=== WORK TO DO ===
Set every record down verbatim and omit the pictures.

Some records
########################################

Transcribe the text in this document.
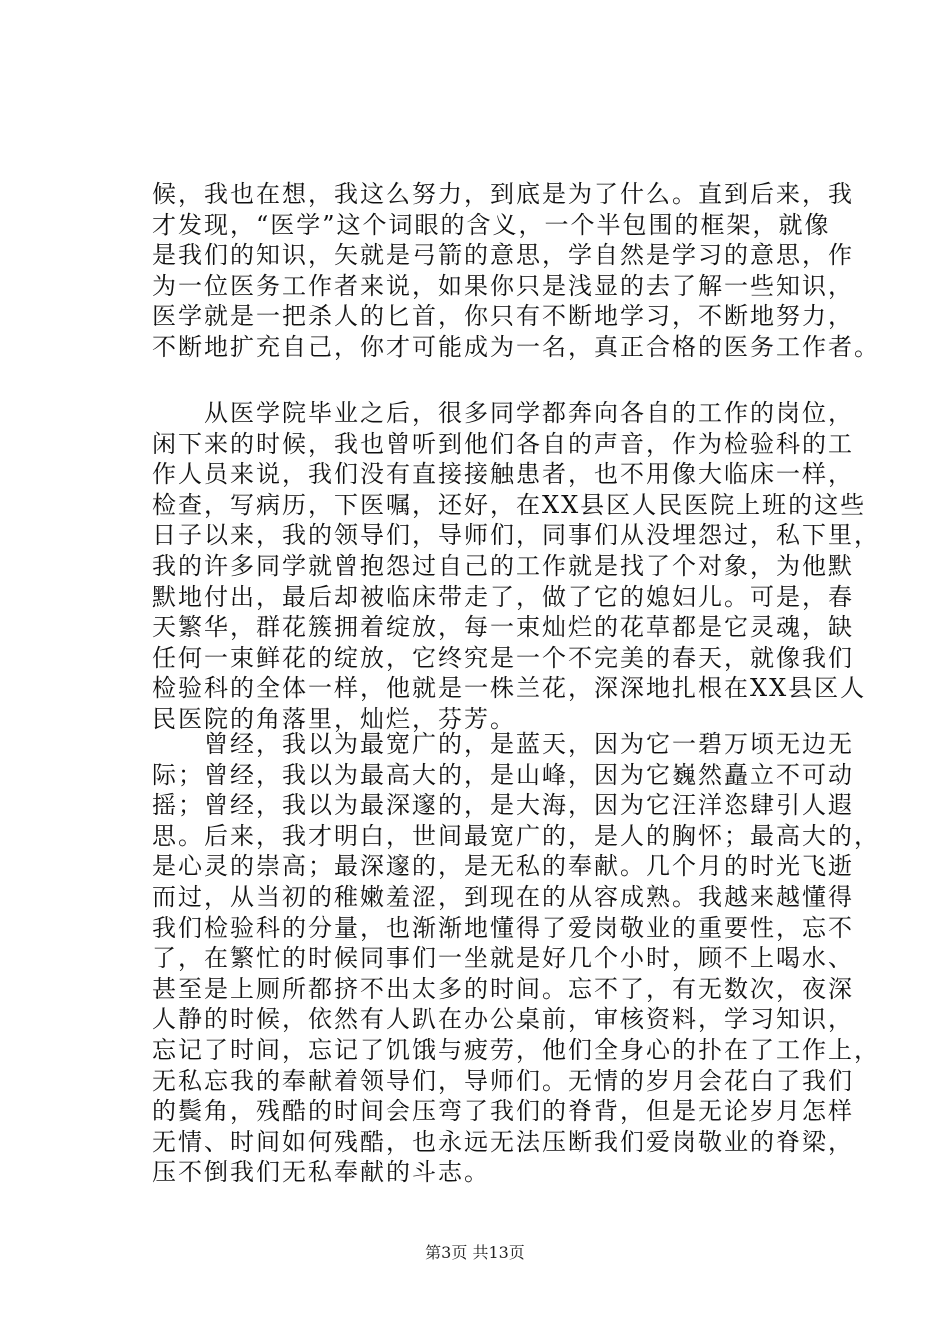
候，我也在想，我这么努力，到底是为了什么。直到后来，我
才发现，“医学”这个词眼的含义，一个半包围的框架，就像
是我们的知识，矢就是弓箭的意思，学自然是学习的意思，作
为一位医务工作者来说，如果你只是浅显的去了解一些知识，
医学就是一把杀人的匕首，你只有不断地学习，不断地努力，
不断地扩充自己，你才可能成为一名，真正合格的医务工作者。
　　从医学院毕业之后，很多同学都奔向各自的工作的岗位，
闲下来的时候，我也曾听到他们各自的声音，作为检验科的工
作人员来说，我们没有直接接触患者，也不用像大临床一样，
检查，写病历，下医嘱，还好，在XX县区人民医院上班的这些
日子以来，我的领导们，导师们，同事们从没埋怨过，私下里，
我的许多同学就曾抱怨过自己的工作就是找了个对象，为他默
默地付出，最后却被临床带走了，做了它的媳妇儿。可是，春
天繁华，群花簇拥着绽放，每一束灿烂的花草都是它灵魂，缺
任何一束鲜花的绽放，它终究是一个不完美的春天，就像我们
检验科的全体一样，他就是一株兰花，深深地扎根在XX县区人
民医院的角落里，灿烂，芬芳。
　　曾经，我以为最宽广的，是蓝天，因为它一碧万顷无边无
际；曾经，我以为最高大的，是山峰，因为它巍然矗立不可动
摇；曾经，我以为最深邃的，是大海，因为它汪洋恣肆引人遐
思。后来，我才明白，世间最宽广的，是人的胸怀；最高大的，
是心灵的崇高；最深邃的，是无私的奉献。几个月的时光飞逝
而过，从当初的稚嫩羞涩，到现在的从容成熟。我越来越懂得
我们检验科的分量，也渐渐地懂得了爱岗敬业的重要性，忘不
了，在繁忙的时候同事们一坐就是好几个小时，顾不上喝水、
甚至是上厕所都挤不出太多的时间。忘不了，有无数次，夜深
人静的时候，依然有人趴在办公桌前，审核资料，学习知识，
忘记了时间，忘记了饥饿与疲劳，他们全身心的扑在了工作上，
无私忘我的奉献着领导们，导师们。无情的岁月会花白了我们
的鬓角，残酷的时间会压弯了我们的脊背，但是无论岁月怎样
无情、时间如何残酷，也永远无法压断我们爱岗敬业的脊梁，
压不倒我们无私奉献的斗志。
第3页 共13页
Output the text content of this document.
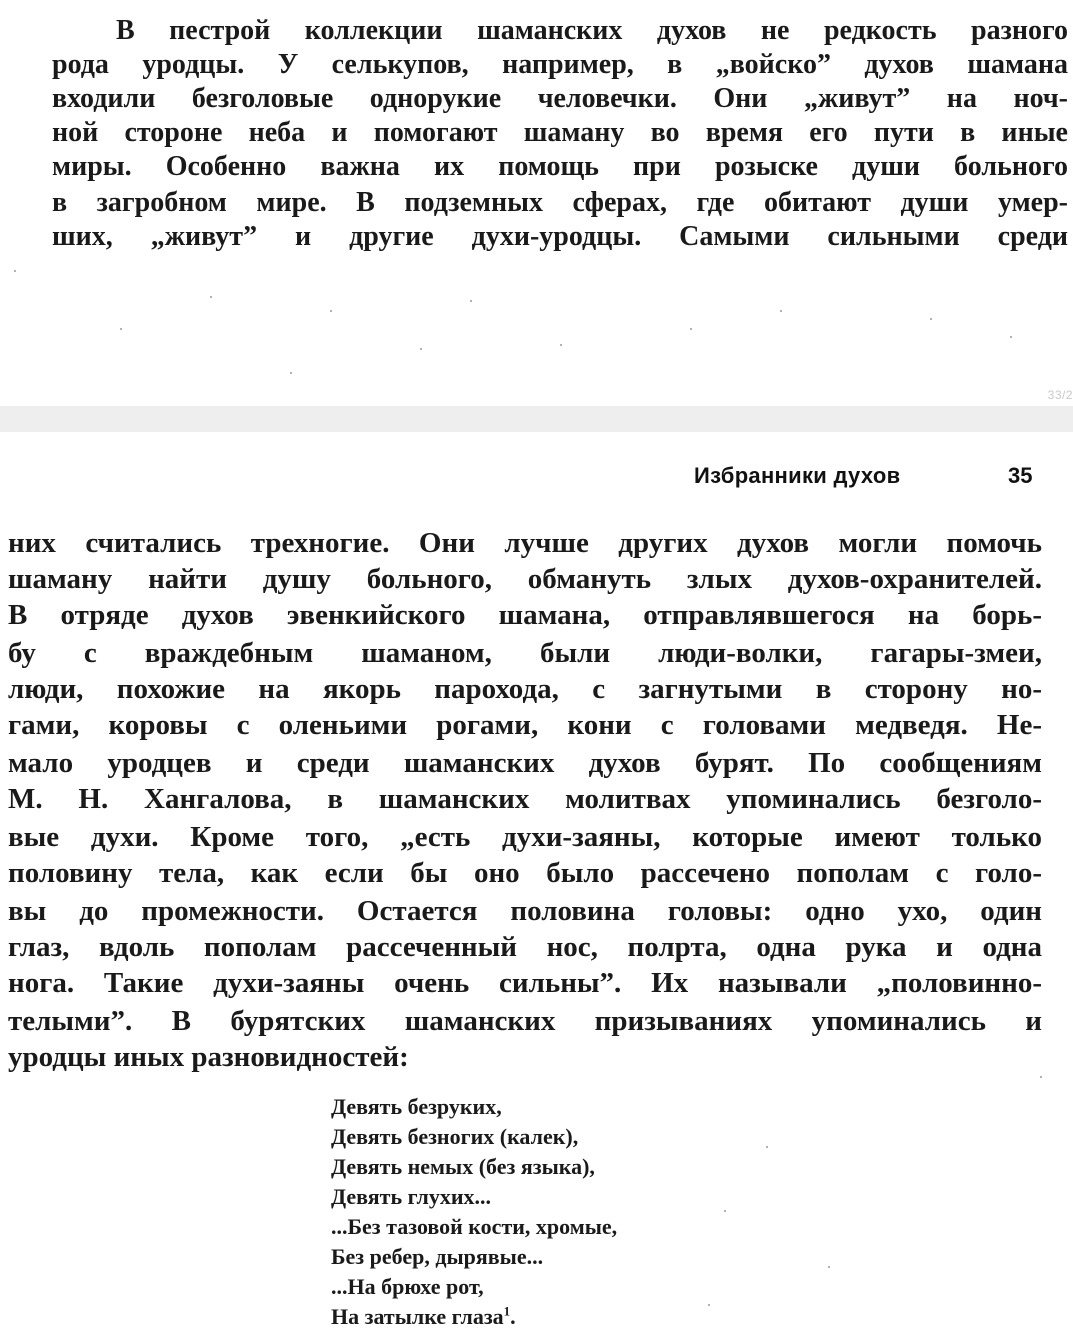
В пестрой коллекции шаманских духов не редкость разного
рода уродцы. У селькупов, например, в „войско” духов шамана
входили безголовые однорукие человечки. Они „живут” на ноч-
ной стороне неба и помогают шаману во время его пути в иные
миры. Особенно важна их помощь при розыске души больного
в загробном мире. В подземных сферах, где обитают души умер-
ших, „живут” и другие духи-уродцы. Самыми сильными среди
33/2
Избранники духов	35
них считались трехногие. Они лучше других духов могли помочь
шаману найти душу больного, обмануть злых духов-охранителей.
В отряде духов эвенкийского шамана, отправлявшегося на борь-
бу с враждебным шаманом, были люди-волки, гагары-змеи,
люди, похожие на якорь парохода, с загнутыми в сторону но-
гами, коровы с оленьими рогами, кони с головами медведя. Не-
мало уродцев и среди шаманских духов бурят. По сообщениям
М. Н. Хангалова, в шаманских молитвах упоминались безголо-
вые духи. Кроме того, „есть духи-заяны, которые имеют только
половину тела, как если бы оно было рассечено пополам с голо-
вы до промежности. Остается половина головы: одно ухо, один
глаз, вдоль пополам рассеченный нос, полрта, одна рука и одна
нога. Такие духи-заяны очень сильны”. Их называли „половинно-
телыми”. В бурятских шаманских призываниях упоминались и
уродцы иных разновидностей:
Девять безруких,
Девять безногих (калек),
Девять немых (без языка),
Девять глухих...
...Без тазовой кости, хромые,
Без ребер, дырявые...
...На брюхе рот,
На затылке глаза$^1$.
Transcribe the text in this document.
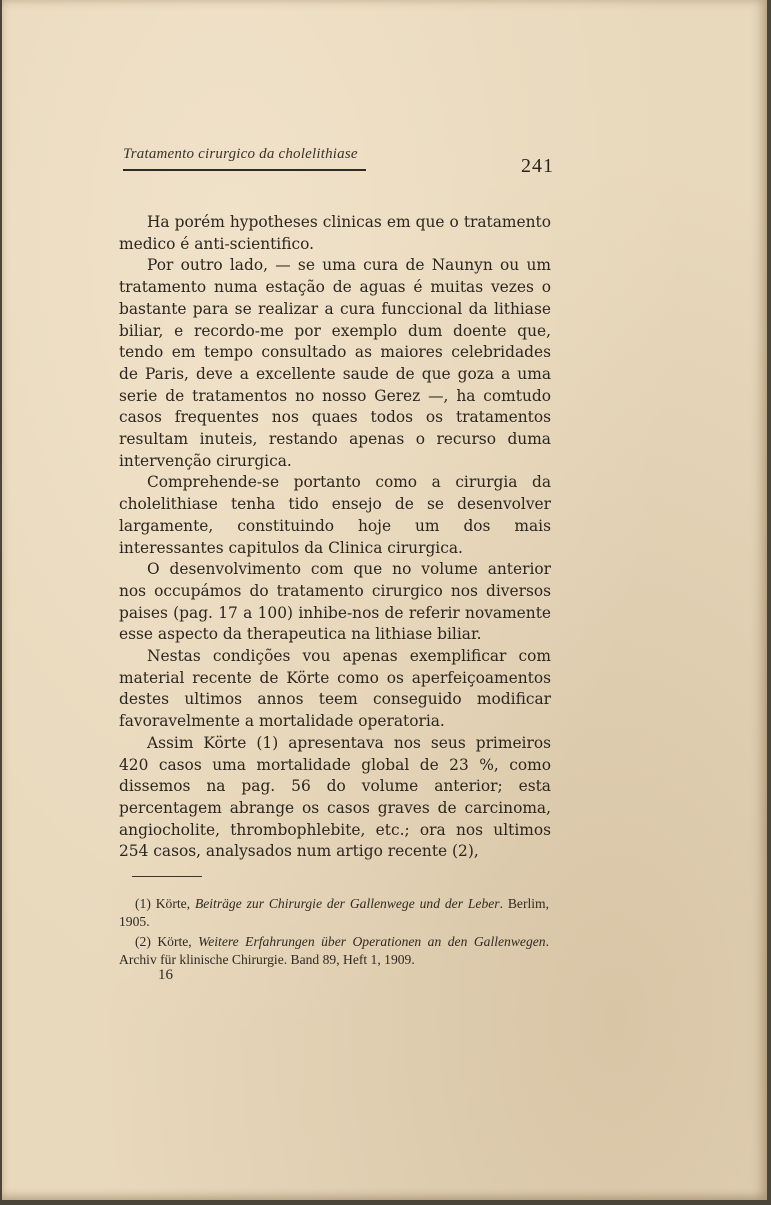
Tratamento cirurgico da cholelithiase
241

Ha porém hypotheses clinicas em que o tratamento medico é anti-scientifico.

Por outro lado, — se uma cura de Naunyn ou um tratamento numa estação de aguas é muitas vezes o bastante para se realizar a cura funccional da lithiase biliar, e recordo-me por exemplo dum doente que, tendo em tempo consultado as maiores celebridades de Paris, deve a excellente saude de que goza a uma serie de tratamentos no nosso Gerez —, ha comtudo casos frequentes nos quaes todos os tratamentos resultam inuteis, restando apenas o recurso duma intervenção cirurgica.

Comprehende-se portanto como a cirurgia da cholelithiase tenha tido ensejo de se desenvolver largamente, constituindo hoje um dos mais interessantes capitulos da Clinica cirurgica.

O desenvolvimento com que no volume anterior nos occupámos do tratamento cirurgico nos diversos paises (pag. 17 a 100) inhibe-nos de referir novamente esse aspecto da therapeutica na lithiase biliar.

Nestas condições vou apenas exemplificar com material recente de Körte como os aperfeiçoamentos destes ultimos annos teem conseguido modificar favoravelmente a mortalidade operatoria.

Assim Körte (1) apresentava nos seus primeiros 420 casos uma mortalidade global de 23 %, como dissemos na pag. 56 do volume anterior; esta percentagem abrange os casos graves de carcinoma, angiocholite, thrombophlebite, etc.; ora nos ultimos 254 casos, analysados num artigo recente (2),

(1) Körte, Beiträge zur Chirurgie der Gallenwege und der Leber. Berlim, 1905.

(2) Körte, Weitere Erfahrungen über Operationen an den Gallenwegen. Archiv für klinische Chirurgie. Band 89, Heft 1, 1909.

16
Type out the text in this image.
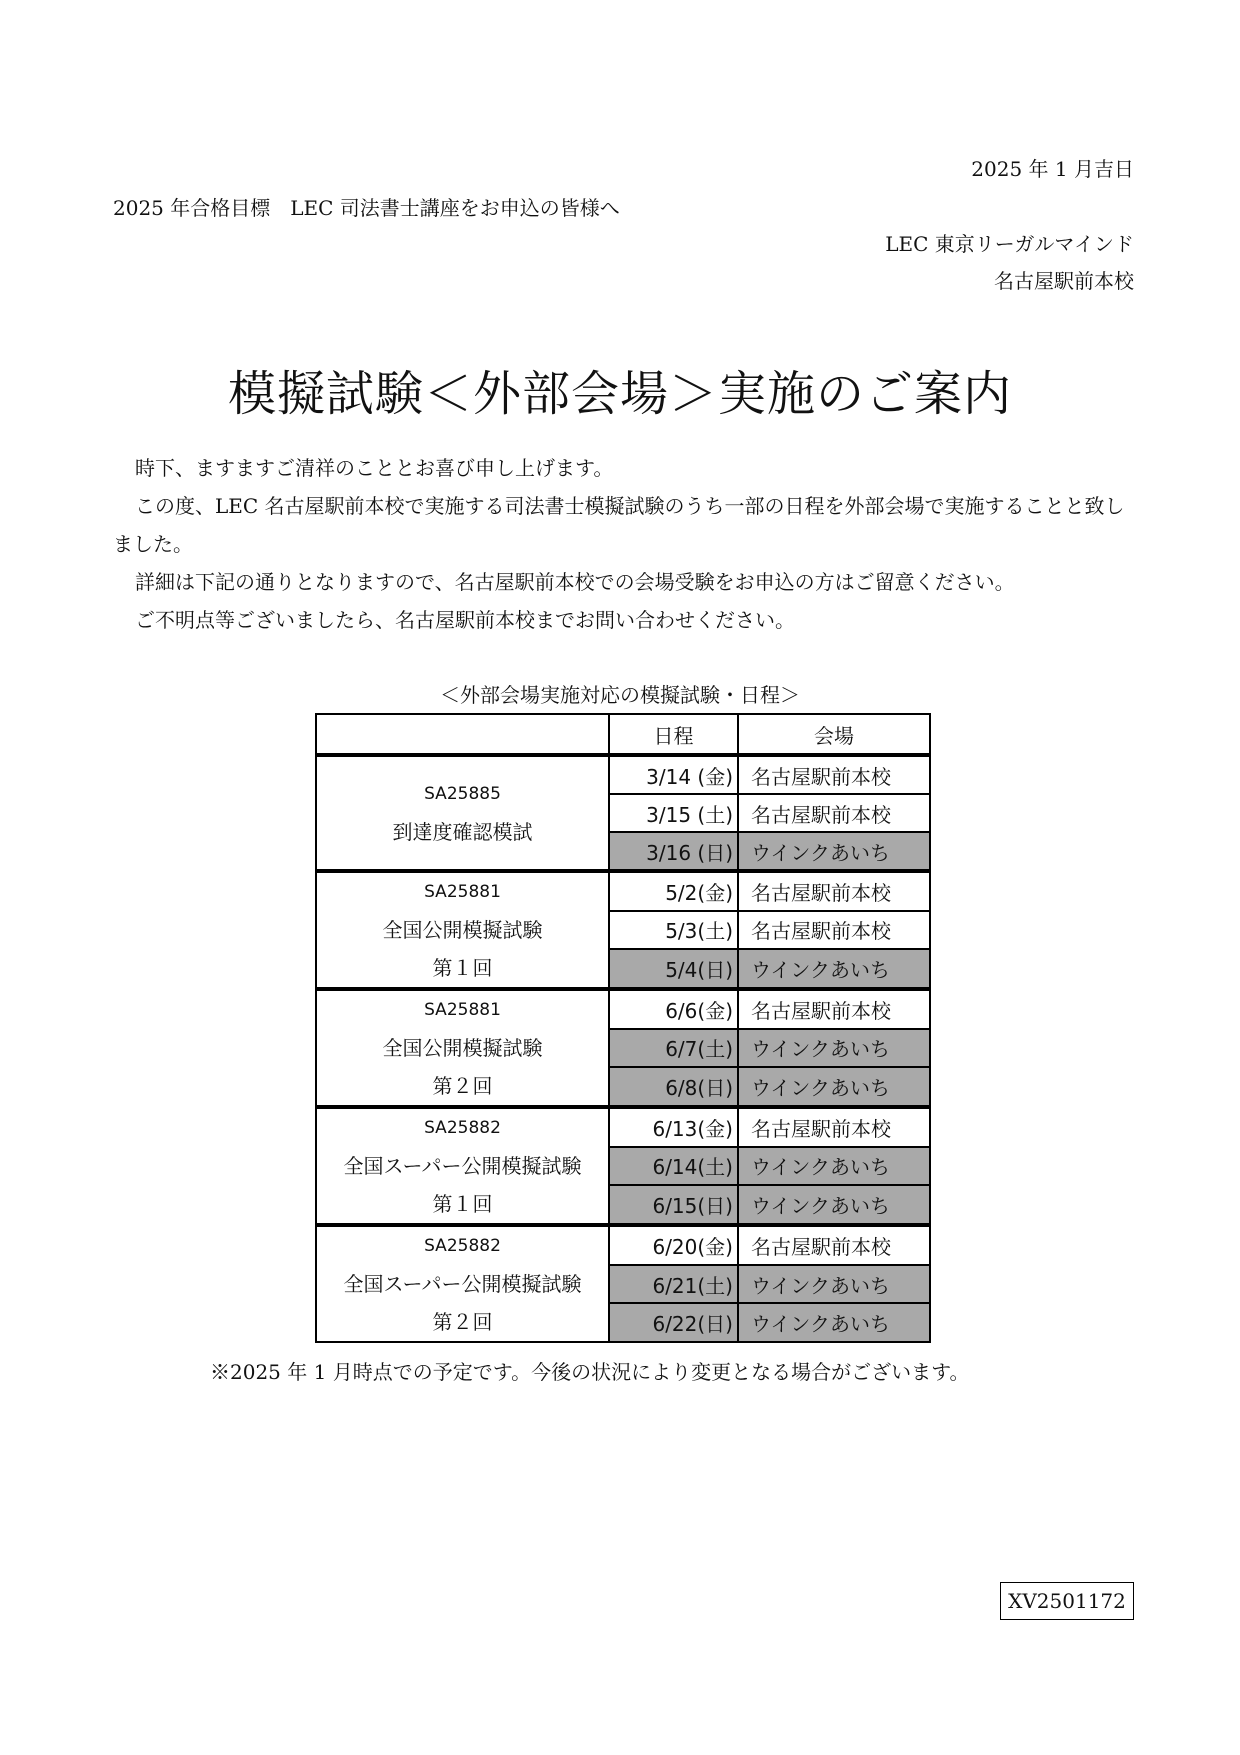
2025 年 1 月吉日
2025 年合格目標　LEC 司法書士講座をお申込の皆様へ
LEC 東京リーガルマインド
名古屋駅前本校
模擬試験＜外部会場＞実施のご案内
時下、ますますご清祥のこととお喜び申し上げます。
この度、LEC 名古屋駅前本校で実施する司法書士模擬試験のうち一部の日程を外部会場で実施することと致しました。
詳細は下記の通りとなりますので、名古屋駅前本校での会場受験をお申込の方はご留意ください。
ご不明点等ございましたら、名古屋駅前本校までお問い合わせください。
＜外部会場実施対応の模擬試験・日程＞
	日程	会場

SA25885
到達度確認模試	3/14 (金)	名古屋駅前本校
	3/15 (土)	名古屋駅前本校
	3/16 (日)	ウインクあいち

SA25881
全国公開模擬試験
第１回	5/2(金)	名古屋駅前本校
	5/3(土)	名古屋駅前本校
	5/4(日)	ウインクあいち

SA25881
全国公開模擬試験
第２回	6/6(金)	名古屋駅前本校
	6/7(土)	ウインクあいち
	6/8(日)	ウインクあいち

SA25882
全国スーパー公開模擬試験
第１回	6/13(金)	名古屋駅前本校
	6/14(土)	ウインクあいち
	6/15(日)	ウインクあいち

SA25882
全国スーパー公開模擬試験
第２回	6/20(金)	名古屋駅前本校
	6/21(土)	ウインクあいち
	6/22(日)	ウインクあいち
※2025 年 1 月時点での予定です。今後の状況により変更となる場合がございます。
XV2501172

########################################

=== ANSWER ===
Transcribe the text in this document.
候，我也在想，我这么努力，到底是为了什么。直到后来，我
才发现，“医学”这个词眼的含义，一个半包围的框架，就像
是我们的知识，矢就是弓箭的意思，学自然是学习的意思，作
为一位医务工作者来说，如果你只是浅显的去了解一些知识，
医学就是一把杀人的匕首，你只有不断地学习，不断地努力，
不断地扩充自己，你才可能成为一名，真正合格的医务工作者。
　　从医学院毕业之后，很多同学都奔向各自的工作的岗位，
闲下来的时候，我也曾听到他们各自的声音，作为检验科的工
作人员来说，我们没有直接接触患者，也不用像大临床一样，
检查，写病历，下医嘱，还好，在XX县区人民医院上班的这些
日子以来，我的领导们，导师们，同事们从没埋怨过，私下里，
我的许多同学就曾抱怨过自己的工作就是找了个对象，为他默
默地付出，最后却被临床带走了，做了它的媳妇儿。可是，春
天繁华，群花簇拥着绽放，每一束灿烂的花草都是它灵魂，缺
任何一束鲜花的绽放，它终究是一个不完美的春天，就像我们
检验科的全体一样，他就是一株兰花，深深地扎根在XX县区人
民医院的角落里，灿烂，芬芳。
　　曾经，我以为最宽广的，是蓝天，因为它一碧万顷无边无
际；曾经，我以为最高大的，是山峰，因为它巍然矗立不可动
摇；曾经，我以为最深邃的，是大海，因为它汪洋恣肆引人遐
思。后来，我才明白，世间最宽广的，是人的胸怀；最高大的，
是心灵的崇高；最深邃的，是无私的奉献。几个月的时光飞逝
而过，从当初的稚嫩羞涩，到现在的从容成熟。我越来越懂得
我们检验科的分量，也渐渐地懂得了爱岗敬业的重要性，忘不
了，在繁忙的时候同事们一坐就是好几个小时，顾不上喝水、
甚至是上厕所都挤不出太多的时间。忘不了，有无数次，夜深
人静的时候，依然有人趴在办公桌前，审核资料，学习知识，
忘记了时间，忘记了饥饿与疲劳，他们全身心的扑在了工作上，
无私忘我的奉献着领导们，导师们。无情的岁月会花白了我们
的鬓角，残酷的时间会压弯了我们的脊背，但是无论岁月怎样
无情、时间如何残酷，也永远无法压断我们爱岗敬业的脊梁，
压不倒我们无私奉献的斗志。
第3页 共13页
Output the text content of this document.
В пестрой коллекции шаманских духов не редкость разного
рода уродцы. У селькупов, например, в „войско” духов шамана
входили безголовые однорукие человечки. Они „живут” на ноч-
ной стороне неба и помогают шаману во время его пути в иные
миры. Особенно важна их помощь при розыске души больного
в загробном мире. В подземных сферах, где обитают души умер-
ших, „живут” и другие духи-уродцы. Самыми сильными среди
33/2
Избранники духов	35
них считались трехногие. Они лучше других духов могли помочь
шаману найти душу больного, обмануть злых духов-охранителей.
В отряде духов эвенкийского шамана, отправлявшегося на борь-
бу с враждебным шаманом, были люди-волки, гагары-змеи,
люди, похожие на якорь парохода, с загнутыми в сторону но-
гами, коровы с оленьими рогами, кони с головами медведя. Не-
мало уродцев и среди шаманских духов бурят. По сообщениям
М. Н. Хангалова, в шаманских молитвах упоминались безголо-
вые духи. Кроме того, „есть духи-заяны, которые имеют только
половину тела, как если бы оно было рассечено пополам с голо-
вы до промежности. Остается половина головы: одно ухо, один
глаз, вдоль пополам рассеченный нос, полрта, одна рука и одна
нога. Такие духи-заяны очень сильны”. Их называли „половинно-
телыми”. В бурятских шаманских призываниях упоминались и
уродцы иных разновидностей:
Девять безруких,
Девять безногих (калек),
Девять немых (без языка),
Девять глухих...
...Без тазовой кости, хромые,
Без ребер, дырявые...
...На брюхе рот,
На затылке глаза$^1$.
Transcribe the text in this document.
Tratamento cirurgico da cholelithiase
241

Ha porém hypotheses clinicas em que o tratamento medico é anti-scientifico.

Por outro lado, — se uma cura de Naunyn ou um tratamento numa estação de aguas é muitas vezes o bastante para se realizar a cura funccional da lithiase biliar, e recordo-me por exemplo dum doente que, tendo em tempo consultado as maiores celebridades de Paris, deve a excellente saude de que goza a uma serie de tratamentos no nosso Gerez —, ha comtudo casos frequentes nos quaes todos os tratamentos resultam inuteis, restando apenas o recurso duma intervenção cirurgica.

Comprehende-se portanto como a cirurgia da cholelithiase tenha tido ensejo de se desenvolver largamente, constituindo hoje um dos mais interessantes capitulos da Clinica cirurgica.

O desenvolvimento com que no volume anterior nos occupámos do tratamento cirurgico nos diversos paises (pag. 17 a 100) inhibe-nos de referir novamente esse aspecto da therapeutica na lithiase biliar.

Nestas condições vou apenas exemplificar com material recente de Körte como os aperfeiçoamentos destes ultimos annos teem conseguido modificar favoravelmente a mortalidade operatoria.

Assim Körte (1) apresentava nos seus primeiros 420 casos uma mortalidade global de 23 %, como dissemos na pag. 56 do volume anterior; esta percentagem abrange os casos graves de carcinoma, angiocholite, thrombophlebite, etc.; ora nos ultimos 254 casos, analysados num artigo recente (2),

(1) Körte, Beiträge zur Chirurgie der Gallenwege und der Leber. Berlim, 1905.

(2) Körte, Weitere Erfahrungen über Operationen an den Gallenwegen. Archiv für klinische Chirurgie. Band 89, Heft 1, 1909.

16
Type out the text in this image.
2025 年 1 月吉日
2025 年合格目標　LEC 司法書士講座をお申込の皆様へ
LEC 東京リーガルマインド
名古屋駅前本校
模擬試験＜外部会場＞実施のご案内
時下、ますますご清祥のこととお喜び申し上げます。
この度、LEC 名古屋駅前本校で実施する司法書士模擬試験のうち一部の日程を外部会場で実施することと致しました。
詳細は下記の通りとなりますので、名古屋駅前本校での会場受験をお申込の方はご留意ください。
ご不明点等ございましたら、名古屋駅前本校までお問い合わせください。
＜外部会場実施対応の模擬試験・日程＞
	日程	会場

SA25885
到達度確認模試	3/14 (金)	名古屋駅前本校
	3/15 (土)	名古屋駅前本校
	3/16 (日)	ウインクあいち

SA25881
全国公開模擬試験
第１回	5/2(金)	名古屋駅前本校
	5/3(土)	名古屋駅前本校
	5/4(日)	ウインクあいち

SA25881
全国公開模擬試験
第２回	6/6(金)	名古屋駅前本校
	6/7(土)	ウインクあいち
	6/8(日)	ウインクあいち

SA25882
全国スーパー公開模擬試験
第１回	6/13(金)	名古屋駅前本校
	6/14(土)	ウインクあいち
	6/15(日)	ウインクあいち

SA25882
全国スーパー公開模擬試験
第２回	6/20(金)	名古屋駅前本校
	6/21(土)	ウインクあいち
	6/22(日)	ウインクあいち
※2025 年 1 月時点での予定です。今後の状況により変更となる場合がございます。
XV2501172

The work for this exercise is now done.